Raw data ::

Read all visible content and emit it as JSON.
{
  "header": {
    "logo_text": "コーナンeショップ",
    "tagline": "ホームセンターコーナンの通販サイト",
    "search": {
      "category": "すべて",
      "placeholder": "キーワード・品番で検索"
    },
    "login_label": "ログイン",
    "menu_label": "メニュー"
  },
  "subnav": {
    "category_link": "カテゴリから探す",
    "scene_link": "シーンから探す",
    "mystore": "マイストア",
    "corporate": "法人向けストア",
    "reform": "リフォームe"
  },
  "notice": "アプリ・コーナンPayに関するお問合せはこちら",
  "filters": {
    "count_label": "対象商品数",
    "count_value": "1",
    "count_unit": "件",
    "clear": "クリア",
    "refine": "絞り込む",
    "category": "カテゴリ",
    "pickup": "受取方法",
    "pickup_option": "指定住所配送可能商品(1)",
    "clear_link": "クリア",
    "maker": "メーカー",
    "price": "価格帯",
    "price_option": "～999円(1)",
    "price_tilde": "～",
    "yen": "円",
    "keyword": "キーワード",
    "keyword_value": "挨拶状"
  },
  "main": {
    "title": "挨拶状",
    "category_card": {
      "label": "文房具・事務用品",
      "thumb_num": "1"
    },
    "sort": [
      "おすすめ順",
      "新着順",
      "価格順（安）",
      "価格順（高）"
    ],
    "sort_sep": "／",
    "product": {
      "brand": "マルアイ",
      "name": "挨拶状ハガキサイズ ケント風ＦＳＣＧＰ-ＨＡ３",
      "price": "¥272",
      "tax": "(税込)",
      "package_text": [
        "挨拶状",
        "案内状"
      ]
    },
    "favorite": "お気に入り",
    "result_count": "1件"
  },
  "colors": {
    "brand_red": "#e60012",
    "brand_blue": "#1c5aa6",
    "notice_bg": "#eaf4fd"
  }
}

---

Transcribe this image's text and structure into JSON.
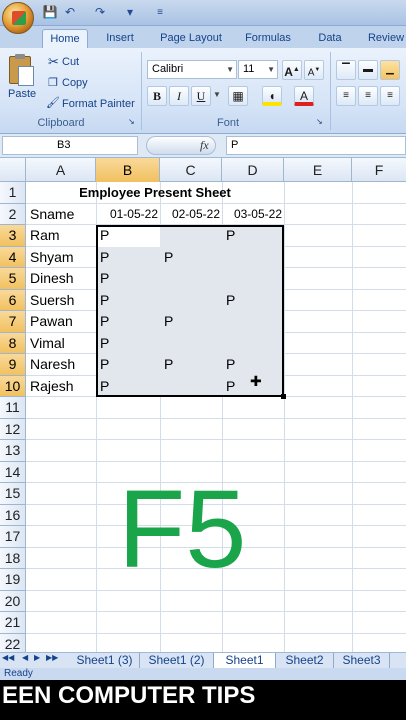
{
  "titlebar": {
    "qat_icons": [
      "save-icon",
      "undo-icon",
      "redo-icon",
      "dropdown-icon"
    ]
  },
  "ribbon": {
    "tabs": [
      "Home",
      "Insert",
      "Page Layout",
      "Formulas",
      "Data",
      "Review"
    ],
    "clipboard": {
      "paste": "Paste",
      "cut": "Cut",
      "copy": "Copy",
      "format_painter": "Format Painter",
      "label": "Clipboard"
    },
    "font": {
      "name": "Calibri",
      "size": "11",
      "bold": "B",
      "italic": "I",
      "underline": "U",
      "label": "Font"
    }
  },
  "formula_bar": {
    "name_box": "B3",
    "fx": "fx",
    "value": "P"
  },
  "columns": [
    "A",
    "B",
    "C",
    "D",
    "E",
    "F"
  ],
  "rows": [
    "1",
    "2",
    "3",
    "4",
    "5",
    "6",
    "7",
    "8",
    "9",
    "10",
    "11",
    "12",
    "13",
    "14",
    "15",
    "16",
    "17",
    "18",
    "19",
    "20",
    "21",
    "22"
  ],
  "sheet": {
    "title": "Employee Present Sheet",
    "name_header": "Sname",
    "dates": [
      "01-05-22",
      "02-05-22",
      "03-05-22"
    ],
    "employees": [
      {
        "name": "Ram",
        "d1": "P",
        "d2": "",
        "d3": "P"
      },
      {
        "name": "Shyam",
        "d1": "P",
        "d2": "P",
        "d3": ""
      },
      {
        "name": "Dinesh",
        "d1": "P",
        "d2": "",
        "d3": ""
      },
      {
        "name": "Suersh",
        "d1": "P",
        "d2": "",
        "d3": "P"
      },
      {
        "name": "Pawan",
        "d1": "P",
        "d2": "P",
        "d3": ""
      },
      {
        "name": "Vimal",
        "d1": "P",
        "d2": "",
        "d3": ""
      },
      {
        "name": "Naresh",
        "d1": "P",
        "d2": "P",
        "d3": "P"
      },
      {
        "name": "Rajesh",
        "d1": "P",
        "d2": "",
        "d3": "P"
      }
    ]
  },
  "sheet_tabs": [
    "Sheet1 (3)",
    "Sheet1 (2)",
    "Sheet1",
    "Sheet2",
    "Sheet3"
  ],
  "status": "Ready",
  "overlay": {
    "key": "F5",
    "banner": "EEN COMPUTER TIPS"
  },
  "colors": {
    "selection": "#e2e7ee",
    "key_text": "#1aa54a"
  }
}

Short exercise :: From the listing above, copy every line that includes the word "キーワード".

Output ::
      "placeholder": "キーワード・品番で検索"
    "keyword": "キーワード",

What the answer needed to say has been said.